WHAT IS NEEDED -
Some lines of these records may hold the word "version"; state how many, using only the number.

DATASET ROWS -
-*-
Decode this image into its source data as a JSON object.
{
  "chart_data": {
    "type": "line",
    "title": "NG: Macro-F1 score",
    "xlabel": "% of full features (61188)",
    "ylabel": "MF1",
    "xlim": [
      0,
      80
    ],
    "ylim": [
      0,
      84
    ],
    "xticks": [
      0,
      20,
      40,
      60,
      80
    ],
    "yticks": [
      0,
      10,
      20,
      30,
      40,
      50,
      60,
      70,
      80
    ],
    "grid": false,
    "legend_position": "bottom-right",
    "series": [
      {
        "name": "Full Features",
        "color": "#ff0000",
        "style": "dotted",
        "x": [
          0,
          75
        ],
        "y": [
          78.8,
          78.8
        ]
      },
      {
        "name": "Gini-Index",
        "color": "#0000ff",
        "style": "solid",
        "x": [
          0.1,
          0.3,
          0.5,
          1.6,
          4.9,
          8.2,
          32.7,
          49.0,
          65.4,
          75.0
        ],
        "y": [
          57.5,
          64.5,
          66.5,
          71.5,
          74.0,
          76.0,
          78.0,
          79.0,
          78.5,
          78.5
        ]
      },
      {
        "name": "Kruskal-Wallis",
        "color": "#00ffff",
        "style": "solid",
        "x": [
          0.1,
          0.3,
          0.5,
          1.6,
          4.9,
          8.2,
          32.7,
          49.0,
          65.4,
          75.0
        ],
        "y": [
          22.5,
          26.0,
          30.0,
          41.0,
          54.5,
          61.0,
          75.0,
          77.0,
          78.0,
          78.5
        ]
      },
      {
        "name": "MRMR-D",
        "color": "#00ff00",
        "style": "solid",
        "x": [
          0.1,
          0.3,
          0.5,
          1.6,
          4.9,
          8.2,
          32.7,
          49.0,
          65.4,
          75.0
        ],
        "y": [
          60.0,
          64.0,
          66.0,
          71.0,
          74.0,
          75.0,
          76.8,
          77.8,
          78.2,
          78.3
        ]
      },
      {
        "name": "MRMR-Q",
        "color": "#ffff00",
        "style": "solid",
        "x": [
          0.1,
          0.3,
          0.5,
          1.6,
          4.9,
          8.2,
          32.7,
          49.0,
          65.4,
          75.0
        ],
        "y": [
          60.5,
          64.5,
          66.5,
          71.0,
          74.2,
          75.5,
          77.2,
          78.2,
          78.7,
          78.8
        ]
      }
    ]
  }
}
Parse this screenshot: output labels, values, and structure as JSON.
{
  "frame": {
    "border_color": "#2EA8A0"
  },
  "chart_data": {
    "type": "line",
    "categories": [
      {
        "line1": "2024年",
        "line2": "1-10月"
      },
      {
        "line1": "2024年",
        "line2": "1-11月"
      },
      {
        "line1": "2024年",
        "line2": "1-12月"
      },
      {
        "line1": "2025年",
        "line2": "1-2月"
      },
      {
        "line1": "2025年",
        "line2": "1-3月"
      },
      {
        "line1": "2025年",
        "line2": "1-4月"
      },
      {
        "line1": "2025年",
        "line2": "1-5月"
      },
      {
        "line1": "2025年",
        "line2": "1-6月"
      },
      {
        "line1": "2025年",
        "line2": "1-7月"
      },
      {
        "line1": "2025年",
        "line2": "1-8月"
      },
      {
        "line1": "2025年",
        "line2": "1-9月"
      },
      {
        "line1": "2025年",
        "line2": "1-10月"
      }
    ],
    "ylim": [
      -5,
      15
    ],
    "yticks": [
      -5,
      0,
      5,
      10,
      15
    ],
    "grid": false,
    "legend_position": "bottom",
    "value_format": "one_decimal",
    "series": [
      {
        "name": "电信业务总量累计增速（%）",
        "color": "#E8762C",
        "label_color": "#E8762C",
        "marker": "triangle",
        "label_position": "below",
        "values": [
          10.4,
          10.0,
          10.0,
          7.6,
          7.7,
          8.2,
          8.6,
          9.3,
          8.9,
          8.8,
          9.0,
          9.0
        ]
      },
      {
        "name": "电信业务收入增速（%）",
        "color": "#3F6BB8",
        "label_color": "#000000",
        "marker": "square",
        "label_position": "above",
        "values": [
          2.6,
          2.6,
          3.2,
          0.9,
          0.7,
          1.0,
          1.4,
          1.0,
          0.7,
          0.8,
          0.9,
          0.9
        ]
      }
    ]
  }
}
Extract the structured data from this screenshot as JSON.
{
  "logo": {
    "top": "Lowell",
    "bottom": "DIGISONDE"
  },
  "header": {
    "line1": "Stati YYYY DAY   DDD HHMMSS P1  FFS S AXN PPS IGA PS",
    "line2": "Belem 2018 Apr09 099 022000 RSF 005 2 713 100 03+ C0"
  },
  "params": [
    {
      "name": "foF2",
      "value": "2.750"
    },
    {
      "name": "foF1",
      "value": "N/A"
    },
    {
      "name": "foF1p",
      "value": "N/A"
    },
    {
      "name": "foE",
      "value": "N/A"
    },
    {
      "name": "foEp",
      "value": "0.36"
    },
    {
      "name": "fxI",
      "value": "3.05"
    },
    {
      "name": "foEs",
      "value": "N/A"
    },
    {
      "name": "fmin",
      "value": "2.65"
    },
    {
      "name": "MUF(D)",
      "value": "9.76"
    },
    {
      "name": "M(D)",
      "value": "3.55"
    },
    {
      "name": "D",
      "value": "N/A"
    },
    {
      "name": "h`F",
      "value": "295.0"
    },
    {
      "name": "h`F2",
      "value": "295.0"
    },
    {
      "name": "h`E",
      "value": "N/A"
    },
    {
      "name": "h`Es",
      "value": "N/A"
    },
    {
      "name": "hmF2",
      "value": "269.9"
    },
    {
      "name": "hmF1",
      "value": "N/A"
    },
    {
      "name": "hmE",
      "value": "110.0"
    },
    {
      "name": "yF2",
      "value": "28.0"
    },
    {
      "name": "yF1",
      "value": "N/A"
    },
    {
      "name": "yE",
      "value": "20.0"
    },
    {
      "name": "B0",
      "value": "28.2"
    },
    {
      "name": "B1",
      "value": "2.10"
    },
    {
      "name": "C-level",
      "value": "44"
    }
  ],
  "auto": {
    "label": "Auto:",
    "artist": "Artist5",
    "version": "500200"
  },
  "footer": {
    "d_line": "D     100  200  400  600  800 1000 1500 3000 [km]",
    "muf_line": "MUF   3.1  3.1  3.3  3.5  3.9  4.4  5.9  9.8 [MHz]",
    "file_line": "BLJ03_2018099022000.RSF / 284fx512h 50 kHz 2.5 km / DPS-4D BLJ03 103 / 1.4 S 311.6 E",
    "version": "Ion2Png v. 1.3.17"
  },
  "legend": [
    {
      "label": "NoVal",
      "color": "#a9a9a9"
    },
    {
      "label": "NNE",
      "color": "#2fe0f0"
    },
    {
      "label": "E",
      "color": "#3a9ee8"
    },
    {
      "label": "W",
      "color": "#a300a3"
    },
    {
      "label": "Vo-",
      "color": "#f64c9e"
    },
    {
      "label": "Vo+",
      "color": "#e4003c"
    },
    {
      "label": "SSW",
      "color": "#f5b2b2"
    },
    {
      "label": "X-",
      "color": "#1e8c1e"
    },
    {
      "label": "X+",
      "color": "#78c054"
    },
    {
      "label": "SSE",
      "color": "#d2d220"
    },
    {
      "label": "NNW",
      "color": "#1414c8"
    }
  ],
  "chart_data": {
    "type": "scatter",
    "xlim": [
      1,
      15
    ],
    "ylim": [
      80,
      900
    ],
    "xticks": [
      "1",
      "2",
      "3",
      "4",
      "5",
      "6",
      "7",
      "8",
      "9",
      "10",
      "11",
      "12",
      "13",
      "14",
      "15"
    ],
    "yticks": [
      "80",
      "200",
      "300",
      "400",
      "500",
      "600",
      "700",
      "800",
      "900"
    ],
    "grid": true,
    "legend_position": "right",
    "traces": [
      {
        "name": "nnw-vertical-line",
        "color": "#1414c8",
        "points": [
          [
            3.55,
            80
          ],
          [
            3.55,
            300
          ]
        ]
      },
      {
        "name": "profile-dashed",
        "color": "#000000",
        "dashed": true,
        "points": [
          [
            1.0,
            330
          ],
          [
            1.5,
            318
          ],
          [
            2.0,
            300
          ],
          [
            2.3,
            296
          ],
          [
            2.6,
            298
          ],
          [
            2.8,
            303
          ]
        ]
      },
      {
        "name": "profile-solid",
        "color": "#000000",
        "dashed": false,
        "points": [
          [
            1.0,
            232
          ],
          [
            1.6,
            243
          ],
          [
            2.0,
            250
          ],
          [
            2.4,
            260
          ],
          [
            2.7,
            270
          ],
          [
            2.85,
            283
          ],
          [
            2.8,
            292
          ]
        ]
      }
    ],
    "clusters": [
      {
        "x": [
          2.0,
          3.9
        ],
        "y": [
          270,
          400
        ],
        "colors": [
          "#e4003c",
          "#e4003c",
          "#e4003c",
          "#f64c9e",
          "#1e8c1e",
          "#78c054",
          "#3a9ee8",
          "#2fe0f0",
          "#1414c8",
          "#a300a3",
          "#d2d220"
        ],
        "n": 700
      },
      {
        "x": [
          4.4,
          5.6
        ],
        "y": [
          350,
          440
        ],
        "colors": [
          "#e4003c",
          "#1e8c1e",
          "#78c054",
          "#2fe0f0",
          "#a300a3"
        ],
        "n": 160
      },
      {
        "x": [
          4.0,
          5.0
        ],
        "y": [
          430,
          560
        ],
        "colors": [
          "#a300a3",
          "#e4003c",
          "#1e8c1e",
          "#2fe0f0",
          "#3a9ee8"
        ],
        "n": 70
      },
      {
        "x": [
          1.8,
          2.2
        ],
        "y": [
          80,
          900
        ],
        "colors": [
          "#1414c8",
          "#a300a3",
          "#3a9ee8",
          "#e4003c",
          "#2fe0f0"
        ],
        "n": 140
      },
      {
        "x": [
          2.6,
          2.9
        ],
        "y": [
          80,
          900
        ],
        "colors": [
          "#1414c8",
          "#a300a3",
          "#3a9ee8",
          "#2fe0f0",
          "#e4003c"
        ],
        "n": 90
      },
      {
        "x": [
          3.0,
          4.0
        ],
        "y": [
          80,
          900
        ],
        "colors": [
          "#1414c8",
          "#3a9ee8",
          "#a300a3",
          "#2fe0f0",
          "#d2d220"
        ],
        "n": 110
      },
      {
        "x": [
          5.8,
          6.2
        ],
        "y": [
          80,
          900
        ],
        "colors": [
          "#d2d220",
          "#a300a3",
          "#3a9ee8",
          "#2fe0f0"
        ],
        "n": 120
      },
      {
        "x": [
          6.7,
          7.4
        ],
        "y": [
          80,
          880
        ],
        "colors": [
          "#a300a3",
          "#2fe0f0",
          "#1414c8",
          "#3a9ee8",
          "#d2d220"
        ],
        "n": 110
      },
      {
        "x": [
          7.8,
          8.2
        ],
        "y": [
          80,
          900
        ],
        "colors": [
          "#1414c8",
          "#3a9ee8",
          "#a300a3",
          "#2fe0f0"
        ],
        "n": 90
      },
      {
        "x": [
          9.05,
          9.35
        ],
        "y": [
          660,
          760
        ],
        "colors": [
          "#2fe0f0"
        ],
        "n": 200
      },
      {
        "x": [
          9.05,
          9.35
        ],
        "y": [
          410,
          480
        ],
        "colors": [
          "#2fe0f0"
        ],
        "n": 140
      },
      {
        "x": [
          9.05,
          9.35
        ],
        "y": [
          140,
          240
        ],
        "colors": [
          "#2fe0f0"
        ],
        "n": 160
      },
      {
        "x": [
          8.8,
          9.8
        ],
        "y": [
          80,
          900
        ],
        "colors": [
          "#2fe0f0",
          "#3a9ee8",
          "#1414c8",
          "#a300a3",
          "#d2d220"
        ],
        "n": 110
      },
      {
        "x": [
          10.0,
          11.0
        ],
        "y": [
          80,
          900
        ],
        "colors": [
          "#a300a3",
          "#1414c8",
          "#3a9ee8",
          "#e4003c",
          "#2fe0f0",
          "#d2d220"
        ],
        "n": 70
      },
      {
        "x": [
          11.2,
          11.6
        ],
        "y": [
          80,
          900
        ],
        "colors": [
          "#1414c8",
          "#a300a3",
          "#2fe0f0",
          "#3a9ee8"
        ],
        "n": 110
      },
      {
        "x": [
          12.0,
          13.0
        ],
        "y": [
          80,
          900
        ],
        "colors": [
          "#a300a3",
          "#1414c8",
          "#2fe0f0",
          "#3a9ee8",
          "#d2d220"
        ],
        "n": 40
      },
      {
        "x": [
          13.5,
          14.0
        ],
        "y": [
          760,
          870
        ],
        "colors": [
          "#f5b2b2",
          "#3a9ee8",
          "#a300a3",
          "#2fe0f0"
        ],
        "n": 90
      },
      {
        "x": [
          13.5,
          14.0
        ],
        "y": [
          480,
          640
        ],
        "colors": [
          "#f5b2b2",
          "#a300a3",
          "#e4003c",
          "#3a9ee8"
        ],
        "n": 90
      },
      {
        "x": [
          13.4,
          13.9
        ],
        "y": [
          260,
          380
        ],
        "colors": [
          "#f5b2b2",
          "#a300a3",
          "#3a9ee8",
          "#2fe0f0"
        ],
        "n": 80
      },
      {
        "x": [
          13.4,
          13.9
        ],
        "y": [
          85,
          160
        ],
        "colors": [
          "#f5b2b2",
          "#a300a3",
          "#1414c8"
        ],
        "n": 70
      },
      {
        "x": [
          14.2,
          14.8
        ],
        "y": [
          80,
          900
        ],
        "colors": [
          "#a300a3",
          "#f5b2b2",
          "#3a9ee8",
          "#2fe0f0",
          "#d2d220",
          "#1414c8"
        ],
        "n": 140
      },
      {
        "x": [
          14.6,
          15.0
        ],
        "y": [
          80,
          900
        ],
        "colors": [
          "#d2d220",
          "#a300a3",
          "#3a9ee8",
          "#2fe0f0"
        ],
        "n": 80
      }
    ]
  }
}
-*-
WRITTEN ANSWER -
2